(Trecho para leitura):
O escritor Marcelo Rubens Paiva é um dos personagens de “Brasil”, episódio inédito da série Fronteiras da Memória, que estreia com exclusividade no Curta! e está disponível completa no CurtaOn – Clube de Documentários. Ele tinha 12 anos quando o pai, o ex-deputado cassado Rubens Paiva, foi preso, torturado e morto durante a Ditadura Militar. Ao percorrer o Memorial da Resistência, antigo prédio do DOPS em São Paulo, relembra a luta de sua mãe e afirma que contar a história de Eunice Paiva foi a forma que encontrou para denunciar a violência sofrida por tantas outras famílias no período.
“Eu percebia que ali estava uma mulher que atuou, viúva e com cinco crianças, de uma forma que precisava ser retratada. Tinham feito uma biografia sobre o meu pai, mas nem de longe o que minha mãe fez por esse país se assemelha ao que meu pai fez. Ela merecia uma biografia, então achei que era a hora de dar à essa mulher um livro digno. Foi aí que eu escrevi o ‘Ainda Estou Aqui’”, revela sobre o livro, adaptado para o cinema e vencedor do Oscar de Melhor Filme Internacional, em 2025.

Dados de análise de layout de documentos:
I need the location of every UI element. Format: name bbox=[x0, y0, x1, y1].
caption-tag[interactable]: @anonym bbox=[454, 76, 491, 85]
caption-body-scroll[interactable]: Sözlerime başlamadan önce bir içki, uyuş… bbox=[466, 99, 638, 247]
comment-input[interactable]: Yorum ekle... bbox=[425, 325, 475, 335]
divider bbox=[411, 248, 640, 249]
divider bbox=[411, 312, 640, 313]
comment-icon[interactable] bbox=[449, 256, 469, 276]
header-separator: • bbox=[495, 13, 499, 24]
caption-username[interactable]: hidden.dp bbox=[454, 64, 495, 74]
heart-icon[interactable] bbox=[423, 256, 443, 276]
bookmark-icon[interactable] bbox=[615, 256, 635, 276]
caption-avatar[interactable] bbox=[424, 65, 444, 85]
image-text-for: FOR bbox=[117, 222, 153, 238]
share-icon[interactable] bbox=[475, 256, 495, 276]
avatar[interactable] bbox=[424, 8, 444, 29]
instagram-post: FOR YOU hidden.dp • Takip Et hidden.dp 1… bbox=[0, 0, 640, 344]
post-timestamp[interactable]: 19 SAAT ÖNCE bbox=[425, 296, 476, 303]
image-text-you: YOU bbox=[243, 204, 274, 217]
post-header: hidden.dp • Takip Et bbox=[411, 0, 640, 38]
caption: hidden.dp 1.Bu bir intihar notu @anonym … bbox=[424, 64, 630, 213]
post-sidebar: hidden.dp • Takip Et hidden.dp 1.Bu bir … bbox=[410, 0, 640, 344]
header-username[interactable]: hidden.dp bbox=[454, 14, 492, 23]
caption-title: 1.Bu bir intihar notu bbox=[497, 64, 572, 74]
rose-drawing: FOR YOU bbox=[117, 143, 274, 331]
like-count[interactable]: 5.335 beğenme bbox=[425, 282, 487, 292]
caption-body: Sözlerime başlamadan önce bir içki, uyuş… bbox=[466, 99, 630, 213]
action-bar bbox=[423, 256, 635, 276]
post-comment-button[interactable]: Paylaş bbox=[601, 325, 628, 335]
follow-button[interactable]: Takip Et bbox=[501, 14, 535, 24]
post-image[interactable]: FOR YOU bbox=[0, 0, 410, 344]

(Suas instruções): Escreva a continuação do trecho sobre Marcelo Rubens Paiva e o livro dedicado à mãe, a partir de onde ele para. A listagem é um material independente do trecho.

(Resultado do exercício):
Com três episódios, sobre Argentina, Brasil e Chile, a série dirigida por Stela Grisotti apresenta histórias de pessoas que tiveram suas vidas impactadas pelas Ditaduras do século XX na América Latina, e como elas lidam com a memória e denunciam os anos de repressão, censura e violência. A produção original foi viabilizada pelo Curta! através do Fundo Setorial do Audiovisual (FSA).
No episódio brasileiro, a série percorre diferentes territórios para revelar como o país ainda convive com silêncios e marcas deixadas pelo período. Na Paraíba, a memória das Ligas Camponesas é contada a partir da trajetória de João Pedro Teixeira, líder camponês assassinado, e de Elisabeth Teixeira, protagonista de “Cabra Marcado Para Morrer”, de Eduardo Coutinho, hoje com 101 anos, que manteve viva a luta pela terra mesmo sob longa perseguição. O Memorial das Ligas e Lutas Camponesas, em Sapé é um espaço sustentado coletivamente pela comunidade de trabalhadores rurais e Juliana Teixeira, neta de Elisabeth, e Alane Lima, presidenta do Memorial, dão continuidade a esse legado.
“A perseguição à família de João Pedro Teixeira já representava uma perseguição do Estado ao campesinato. Então nossas lutas não têm como ficar só no passado. É importante ter um lugar de memória e continuar a luta com a mesma incidência que as ligas camponesas faziam”, defende Alane Lima.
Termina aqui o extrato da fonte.